§ Information shown:
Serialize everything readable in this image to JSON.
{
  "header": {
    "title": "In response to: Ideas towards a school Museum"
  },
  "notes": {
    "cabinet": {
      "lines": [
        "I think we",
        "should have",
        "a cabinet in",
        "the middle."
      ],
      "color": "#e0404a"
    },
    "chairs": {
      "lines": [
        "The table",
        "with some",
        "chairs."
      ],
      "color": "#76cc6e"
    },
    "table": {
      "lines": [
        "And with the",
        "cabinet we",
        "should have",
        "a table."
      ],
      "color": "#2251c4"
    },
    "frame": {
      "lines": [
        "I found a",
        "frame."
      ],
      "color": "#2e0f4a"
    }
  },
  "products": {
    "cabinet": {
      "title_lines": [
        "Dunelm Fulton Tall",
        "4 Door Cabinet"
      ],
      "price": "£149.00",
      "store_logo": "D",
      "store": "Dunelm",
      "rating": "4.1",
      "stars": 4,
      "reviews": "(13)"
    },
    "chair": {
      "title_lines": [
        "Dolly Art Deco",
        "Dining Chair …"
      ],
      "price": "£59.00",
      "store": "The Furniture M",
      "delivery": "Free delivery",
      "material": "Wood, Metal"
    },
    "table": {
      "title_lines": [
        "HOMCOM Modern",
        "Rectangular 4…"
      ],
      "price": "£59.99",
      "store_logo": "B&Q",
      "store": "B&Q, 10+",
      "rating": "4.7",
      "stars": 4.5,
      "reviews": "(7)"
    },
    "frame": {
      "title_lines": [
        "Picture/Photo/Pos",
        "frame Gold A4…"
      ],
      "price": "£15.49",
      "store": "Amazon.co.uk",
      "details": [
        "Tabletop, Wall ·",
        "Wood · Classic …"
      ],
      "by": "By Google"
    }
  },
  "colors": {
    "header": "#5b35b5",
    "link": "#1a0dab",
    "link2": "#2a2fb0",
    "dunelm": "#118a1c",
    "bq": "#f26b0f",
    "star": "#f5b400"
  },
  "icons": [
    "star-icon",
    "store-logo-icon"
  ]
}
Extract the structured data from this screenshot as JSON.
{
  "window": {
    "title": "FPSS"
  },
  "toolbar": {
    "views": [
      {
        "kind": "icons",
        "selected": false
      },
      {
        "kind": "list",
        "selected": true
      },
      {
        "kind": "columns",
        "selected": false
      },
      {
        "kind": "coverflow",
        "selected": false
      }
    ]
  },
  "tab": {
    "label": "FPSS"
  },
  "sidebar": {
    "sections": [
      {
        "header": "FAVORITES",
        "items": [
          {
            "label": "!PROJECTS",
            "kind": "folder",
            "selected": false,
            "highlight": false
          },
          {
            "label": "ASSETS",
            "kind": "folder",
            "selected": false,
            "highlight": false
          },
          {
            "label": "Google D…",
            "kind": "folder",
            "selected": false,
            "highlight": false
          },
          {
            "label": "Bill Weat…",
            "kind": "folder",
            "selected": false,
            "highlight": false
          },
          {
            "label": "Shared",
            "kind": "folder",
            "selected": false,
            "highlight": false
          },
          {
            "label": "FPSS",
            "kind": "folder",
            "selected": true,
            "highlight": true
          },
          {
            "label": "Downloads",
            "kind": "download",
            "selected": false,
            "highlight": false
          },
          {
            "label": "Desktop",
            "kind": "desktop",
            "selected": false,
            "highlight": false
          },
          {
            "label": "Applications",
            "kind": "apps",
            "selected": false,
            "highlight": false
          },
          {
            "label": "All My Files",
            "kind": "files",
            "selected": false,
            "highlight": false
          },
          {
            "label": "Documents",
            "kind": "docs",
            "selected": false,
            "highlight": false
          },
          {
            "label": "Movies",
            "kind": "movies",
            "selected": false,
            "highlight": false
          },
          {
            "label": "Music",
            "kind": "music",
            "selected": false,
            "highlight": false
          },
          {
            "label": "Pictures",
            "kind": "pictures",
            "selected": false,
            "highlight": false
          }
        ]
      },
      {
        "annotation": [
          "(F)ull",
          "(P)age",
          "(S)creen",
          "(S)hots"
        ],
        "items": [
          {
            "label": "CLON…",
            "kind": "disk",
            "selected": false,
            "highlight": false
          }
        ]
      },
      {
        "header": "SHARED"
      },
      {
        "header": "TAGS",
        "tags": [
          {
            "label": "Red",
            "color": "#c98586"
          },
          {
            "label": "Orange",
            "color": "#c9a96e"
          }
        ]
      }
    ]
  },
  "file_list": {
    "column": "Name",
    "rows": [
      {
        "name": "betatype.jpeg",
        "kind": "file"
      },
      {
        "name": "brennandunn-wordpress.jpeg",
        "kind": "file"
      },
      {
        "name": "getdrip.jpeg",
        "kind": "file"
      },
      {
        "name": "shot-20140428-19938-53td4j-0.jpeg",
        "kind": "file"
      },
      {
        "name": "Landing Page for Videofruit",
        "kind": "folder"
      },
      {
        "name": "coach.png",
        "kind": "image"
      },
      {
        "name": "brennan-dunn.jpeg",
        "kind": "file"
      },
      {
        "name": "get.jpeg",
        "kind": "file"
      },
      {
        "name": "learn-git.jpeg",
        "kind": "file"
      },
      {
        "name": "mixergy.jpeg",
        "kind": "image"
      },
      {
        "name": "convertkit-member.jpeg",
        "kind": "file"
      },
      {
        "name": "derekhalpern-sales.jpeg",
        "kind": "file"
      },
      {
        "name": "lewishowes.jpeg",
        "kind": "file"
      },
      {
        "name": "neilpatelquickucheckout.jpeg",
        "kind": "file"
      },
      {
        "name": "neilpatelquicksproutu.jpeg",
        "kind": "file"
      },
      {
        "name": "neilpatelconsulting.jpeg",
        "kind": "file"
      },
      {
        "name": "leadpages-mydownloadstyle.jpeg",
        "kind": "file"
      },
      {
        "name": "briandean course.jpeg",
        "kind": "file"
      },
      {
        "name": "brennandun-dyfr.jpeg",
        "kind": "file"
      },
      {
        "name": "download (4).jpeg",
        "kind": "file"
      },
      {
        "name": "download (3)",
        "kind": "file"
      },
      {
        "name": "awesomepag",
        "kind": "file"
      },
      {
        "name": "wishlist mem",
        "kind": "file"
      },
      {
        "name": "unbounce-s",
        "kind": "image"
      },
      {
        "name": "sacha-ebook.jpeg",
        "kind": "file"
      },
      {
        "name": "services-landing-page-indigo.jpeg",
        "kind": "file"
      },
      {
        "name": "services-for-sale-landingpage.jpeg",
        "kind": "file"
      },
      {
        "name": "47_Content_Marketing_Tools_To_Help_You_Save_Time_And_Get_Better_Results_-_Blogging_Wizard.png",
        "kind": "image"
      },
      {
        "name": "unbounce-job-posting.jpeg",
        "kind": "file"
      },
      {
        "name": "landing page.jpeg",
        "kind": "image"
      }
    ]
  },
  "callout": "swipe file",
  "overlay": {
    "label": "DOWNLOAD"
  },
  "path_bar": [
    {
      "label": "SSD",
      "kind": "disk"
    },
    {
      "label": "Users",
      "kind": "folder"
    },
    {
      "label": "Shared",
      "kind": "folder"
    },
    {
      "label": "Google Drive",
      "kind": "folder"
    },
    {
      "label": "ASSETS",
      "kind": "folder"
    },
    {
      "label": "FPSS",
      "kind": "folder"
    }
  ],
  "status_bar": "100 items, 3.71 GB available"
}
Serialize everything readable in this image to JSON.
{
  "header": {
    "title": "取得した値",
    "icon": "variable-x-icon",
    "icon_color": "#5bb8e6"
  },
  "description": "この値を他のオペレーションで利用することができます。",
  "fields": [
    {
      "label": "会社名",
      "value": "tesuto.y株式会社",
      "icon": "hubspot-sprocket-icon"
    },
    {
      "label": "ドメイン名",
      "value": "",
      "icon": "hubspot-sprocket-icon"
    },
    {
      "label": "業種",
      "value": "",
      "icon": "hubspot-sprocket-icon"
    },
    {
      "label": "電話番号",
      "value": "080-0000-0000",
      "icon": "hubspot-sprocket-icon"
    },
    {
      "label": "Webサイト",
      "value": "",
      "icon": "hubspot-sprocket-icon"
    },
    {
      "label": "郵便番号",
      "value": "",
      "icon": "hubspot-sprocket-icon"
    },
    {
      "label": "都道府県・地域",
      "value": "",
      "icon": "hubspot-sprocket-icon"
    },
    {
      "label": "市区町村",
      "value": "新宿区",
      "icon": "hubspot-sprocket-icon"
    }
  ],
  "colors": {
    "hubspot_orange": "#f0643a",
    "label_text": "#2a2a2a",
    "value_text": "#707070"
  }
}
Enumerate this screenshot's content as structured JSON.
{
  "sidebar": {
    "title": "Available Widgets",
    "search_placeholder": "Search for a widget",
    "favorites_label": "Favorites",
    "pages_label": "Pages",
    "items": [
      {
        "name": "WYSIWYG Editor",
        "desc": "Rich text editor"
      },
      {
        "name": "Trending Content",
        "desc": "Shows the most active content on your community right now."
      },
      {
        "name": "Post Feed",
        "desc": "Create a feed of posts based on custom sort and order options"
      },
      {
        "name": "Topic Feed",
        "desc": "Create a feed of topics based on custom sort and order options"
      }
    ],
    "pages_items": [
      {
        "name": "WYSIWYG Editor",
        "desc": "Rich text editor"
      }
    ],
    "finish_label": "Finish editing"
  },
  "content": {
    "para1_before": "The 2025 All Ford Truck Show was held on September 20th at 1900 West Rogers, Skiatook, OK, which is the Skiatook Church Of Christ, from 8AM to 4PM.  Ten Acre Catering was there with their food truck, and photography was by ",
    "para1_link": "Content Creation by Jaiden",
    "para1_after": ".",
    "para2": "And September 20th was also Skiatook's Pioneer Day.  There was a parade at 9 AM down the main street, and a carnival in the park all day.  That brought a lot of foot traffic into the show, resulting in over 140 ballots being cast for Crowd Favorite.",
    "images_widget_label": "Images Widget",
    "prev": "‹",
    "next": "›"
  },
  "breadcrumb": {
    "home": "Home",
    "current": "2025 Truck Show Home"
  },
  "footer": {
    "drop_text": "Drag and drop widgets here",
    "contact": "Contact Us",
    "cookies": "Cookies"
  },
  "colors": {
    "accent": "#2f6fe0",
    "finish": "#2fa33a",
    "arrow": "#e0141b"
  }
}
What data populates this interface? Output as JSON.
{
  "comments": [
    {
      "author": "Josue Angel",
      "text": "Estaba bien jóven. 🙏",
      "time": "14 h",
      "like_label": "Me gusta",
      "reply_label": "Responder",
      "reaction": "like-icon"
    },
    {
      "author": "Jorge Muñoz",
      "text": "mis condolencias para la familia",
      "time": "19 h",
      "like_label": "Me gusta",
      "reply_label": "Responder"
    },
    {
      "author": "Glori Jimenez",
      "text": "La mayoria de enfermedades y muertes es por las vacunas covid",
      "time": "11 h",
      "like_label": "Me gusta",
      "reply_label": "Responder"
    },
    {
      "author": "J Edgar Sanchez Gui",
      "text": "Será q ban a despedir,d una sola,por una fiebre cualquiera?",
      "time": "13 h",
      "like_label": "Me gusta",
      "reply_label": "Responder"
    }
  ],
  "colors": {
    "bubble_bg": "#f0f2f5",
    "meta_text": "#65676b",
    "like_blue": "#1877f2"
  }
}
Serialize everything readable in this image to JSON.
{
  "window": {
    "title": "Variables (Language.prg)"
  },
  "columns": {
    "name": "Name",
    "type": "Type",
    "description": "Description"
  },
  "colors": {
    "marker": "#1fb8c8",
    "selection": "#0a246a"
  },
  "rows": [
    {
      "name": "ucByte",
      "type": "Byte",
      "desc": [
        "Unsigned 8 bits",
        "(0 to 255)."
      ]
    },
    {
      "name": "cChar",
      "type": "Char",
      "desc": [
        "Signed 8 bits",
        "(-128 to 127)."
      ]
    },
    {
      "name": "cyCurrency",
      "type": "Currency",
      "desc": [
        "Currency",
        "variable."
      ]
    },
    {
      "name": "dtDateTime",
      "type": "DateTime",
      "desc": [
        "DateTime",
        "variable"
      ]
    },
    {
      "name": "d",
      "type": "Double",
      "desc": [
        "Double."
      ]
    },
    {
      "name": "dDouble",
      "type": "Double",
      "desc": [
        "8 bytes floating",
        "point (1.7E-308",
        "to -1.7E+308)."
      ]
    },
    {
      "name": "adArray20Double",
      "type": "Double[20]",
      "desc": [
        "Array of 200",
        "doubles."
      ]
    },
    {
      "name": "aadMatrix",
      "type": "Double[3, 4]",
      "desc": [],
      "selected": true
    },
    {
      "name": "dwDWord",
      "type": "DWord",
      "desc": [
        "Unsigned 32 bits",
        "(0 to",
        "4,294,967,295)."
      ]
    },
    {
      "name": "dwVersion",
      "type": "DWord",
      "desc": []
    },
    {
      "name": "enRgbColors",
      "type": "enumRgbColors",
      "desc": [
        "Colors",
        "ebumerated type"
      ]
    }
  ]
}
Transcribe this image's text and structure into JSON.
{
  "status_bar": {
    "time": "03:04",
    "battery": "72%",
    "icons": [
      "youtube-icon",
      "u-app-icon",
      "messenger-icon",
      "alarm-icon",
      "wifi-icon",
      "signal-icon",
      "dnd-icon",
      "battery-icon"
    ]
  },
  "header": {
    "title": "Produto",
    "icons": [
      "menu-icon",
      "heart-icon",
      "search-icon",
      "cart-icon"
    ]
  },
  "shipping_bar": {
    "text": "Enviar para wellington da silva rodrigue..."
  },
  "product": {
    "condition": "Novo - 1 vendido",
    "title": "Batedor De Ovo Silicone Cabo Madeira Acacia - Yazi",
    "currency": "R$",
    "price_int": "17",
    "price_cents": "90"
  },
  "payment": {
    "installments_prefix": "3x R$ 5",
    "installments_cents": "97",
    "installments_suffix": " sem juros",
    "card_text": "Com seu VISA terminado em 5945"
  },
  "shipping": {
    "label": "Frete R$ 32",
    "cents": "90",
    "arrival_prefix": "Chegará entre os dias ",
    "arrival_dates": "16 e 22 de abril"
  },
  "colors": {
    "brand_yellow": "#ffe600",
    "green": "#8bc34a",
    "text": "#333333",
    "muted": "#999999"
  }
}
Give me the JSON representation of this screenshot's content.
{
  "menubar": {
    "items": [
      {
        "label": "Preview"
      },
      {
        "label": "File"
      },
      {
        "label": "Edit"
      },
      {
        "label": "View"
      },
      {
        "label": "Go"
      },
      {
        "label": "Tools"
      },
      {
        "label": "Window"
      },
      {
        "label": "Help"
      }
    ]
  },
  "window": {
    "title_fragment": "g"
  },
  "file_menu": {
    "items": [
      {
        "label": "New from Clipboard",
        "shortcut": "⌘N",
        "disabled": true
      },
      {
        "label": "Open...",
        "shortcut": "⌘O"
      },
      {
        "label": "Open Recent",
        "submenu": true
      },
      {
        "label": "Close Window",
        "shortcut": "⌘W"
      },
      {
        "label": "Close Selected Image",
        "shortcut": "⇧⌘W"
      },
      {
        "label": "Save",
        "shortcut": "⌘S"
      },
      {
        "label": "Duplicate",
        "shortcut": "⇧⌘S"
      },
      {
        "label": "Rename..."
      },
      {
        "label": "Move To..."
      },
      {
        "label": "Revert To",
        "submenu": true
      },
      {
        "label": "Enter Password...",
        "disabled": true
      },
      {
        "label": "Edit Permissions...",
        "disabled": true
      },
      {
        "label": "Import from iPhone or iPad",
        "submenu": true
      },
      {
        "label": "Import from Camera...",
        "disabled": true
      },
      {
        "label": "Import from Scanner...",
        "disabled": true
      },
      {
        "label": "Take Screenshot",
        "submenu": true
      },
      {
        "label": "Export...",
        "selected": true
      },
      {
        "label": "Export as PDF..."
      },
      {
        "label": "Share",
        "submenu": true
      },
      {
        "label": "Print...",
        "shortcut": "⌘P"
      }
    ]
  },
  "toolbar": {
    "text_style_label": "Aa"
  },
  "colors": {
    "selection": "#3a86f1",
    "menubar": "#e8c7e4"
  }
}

§ What you are asked to do: Show all lines in the entries above where the word "bits" appears.

§ Response:
        "Unsigned 8 bits",
        "Signed 8 bits",
        "Unsigned 32 bits",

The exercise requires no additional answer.